— begin Supplied material —
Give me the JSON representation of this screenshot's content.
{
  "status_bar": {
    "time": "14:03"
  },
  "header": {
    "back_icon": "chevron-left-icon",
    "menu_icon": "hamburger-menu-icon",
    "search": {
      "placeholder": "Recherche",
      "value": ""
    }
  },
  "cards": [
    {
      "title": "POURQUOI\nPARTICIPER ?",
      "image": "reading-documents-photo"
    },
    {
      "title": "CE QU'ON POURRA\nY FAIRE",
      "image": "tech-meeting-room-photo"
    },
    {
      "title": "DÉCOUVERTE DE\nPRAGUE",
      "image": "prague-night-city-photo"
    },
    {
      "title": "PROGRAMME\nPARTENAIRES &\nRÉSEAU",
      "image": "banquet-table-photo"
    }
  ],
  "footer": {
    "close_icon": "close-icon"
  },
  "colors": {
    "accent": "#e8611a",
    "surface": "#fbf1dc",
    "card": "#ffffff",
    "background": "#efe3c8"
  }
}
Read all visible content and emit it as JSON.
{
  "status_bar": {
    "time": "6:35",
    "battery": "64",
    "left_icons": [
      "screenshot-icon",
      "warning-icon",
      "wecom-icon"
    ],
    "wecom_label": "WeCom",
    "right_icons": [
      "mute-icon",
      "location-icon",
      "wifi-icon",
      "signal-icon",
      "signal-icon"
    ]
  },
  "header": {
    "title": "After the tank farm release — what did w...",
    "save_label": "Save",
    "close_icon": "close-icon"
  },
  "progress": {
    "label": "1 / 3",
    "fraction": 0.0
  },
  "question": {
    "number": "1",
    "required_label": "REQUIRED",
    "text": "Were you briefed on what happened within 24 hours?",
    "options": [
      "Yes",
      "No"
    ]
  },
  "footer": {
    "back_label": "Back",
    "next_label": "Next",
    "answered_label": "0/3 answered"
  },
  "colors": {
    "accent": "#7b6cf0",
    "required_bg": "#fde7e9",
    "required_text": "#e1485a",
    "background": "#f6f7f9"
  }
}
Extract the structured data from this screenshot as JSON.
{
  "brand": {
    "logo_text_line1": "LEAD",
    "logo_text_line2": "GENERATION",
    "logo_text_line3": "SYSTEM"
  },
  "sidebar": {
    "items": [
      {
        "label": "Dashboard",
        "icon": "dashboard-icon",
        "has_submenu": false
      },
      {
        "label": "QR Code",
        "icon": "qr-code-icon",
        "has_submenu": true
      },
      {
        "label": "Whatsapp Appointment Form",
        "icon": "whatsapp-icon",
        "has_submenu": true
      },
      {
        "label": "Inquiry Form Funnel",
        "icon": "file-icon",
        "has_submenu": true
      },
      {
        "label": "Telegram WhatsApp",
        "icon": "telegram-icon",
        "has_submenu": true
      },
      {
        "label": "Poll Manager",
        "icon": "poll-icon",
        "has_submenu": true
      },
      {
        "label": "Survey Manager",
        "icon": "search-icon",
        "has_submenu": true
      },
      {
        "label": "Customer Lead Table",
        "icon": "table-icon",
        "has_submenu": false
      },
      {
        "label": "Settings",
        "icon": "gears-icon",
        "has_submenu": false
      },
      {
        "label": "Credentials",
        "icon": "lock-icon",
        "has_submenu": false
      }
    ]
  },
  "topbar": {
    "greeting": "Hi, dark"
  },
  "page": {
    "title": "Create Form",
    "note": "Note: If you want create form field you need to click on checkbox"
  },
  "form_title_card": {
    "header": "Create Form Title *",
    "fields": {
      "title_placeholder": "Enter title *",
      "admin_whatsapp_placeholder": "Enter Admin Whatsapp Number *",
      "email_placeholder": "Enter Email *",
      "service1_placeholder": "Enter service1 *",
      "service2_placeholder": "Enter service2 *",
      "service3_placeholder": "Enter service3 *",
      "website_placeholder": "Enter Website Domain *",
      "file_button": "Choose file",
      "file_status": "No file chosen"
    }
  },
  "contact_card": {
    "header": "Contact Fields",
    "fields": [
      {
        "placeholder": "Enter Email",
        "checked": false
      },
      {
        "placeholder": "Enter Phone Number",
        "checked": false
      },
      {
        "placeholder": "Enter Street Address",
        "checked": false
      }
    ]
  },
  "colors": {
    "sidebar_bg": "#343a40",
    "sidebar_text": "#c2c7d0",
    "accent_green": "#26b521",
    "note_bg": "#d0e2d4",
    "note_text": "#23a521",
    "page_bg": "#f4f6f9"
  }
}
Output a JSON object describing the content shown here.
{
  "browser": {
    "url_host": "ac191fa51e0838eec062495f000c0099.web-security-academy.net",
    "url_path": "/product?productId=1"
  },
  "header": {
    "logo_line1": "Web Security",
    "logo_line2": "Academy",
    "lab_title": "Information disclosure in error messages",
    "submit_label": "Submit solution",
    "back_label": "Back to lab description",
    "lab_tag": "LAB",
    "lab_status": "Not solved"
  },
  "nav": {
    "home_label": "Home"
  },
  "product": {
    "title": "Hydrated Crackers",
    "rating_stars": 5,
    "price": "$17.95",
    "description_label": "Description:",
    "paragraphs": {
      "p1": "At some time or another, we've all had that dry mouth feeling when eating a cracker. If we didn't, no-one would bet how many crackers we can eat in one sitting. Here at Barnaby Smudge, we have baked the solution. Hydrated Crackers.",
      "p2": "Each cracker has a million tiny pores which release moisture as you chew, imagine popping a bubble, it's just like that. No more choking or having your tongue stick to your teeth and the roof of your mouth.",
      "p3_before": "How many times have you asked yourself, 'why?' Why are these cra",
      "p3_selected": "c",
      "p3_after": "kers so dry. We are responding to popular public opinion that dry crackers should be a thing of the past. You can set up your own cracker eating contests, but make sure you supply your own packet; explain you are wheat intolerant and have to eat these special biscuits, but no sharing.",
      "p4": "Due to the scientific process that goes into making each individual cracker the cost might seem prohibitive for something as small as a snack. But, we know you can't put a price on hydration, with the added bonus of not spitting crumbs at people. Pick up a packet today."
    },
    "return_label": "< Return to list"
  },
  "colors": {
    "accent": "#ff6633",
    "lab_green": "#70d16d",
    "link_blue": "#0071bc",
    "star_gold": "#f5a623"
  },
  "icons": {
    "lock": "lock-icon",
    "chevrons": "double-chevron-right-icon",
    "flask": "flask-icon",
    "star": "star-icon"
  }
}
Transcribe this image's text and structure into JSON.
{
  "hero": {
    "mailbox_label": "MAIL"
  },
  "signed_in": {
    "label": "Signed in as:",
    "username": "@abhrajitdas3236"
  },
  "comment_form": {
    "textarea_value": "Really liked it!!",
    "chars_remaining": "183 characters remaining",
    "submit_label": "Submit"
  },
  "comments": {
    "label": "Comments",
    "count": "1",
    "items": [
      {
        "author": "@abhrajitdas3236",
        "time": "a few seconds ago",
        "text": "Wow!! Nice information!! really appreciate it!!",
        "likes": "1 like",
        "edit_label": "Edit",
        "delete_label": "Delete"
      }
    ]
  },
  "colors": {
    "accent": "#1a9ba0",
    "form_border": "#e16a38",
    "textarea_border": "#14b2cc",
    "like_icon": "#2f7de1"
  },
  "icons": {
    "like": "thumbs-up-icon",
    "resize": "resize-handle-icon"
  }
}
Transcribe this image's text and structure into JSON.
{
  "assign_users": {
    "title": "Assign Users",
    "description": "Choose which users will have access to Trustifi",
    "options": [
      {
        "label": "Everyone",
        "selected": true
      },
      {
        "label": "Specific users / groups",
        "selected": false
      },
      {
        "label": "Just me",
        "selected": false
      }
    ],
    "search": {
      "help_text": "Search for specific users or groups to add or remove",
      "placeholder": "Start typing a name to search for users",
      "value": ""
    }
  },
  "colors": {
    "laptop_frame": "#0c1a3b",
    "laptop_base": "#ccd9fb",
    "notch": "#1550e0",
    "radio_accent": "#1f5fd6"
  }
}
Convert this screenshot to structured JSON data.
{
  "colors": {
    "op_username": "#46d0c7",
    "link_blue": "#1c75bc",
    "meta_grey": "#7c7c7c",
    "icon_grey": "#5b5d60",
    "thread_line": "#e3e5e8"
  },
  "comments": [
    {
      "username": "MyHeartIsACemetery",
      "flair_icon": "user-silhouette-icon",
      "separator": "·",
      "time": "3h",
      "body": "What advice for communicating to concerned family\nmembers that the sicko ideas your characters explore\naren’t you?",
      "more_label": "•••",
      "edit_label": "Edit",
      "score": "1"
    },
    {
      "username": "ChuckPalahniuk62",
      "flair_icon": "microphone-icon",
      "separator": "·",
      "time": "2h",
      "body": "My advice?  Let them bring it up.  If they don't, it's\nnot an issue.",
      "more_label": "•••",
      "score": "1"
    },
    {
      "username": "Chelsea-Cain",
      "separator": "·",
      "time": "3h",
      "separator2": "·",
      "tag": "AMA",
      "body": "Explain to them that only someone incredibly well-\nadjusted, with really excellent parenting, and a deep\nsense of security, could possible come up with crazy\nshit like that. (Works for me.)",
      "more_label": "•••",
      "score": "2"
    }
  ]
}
— end Supplied material —
The exercise. Find the lines containing "body" and list every one of them.

Result for this task.
      "body": "What advice for communicating to concerned family\nmembers that the sicko ideas your characters explore\naren’t you?",
      "body": "My advice?  Let them bring it up.  If they don't, it's\nnot an issue.",
      "body": "Explain to them that only someone incredibly well-\nadjusted, with really excellent parenting, and a deep\nsense of security, could possible come up with crazy\nshit like that. (Works for me.)",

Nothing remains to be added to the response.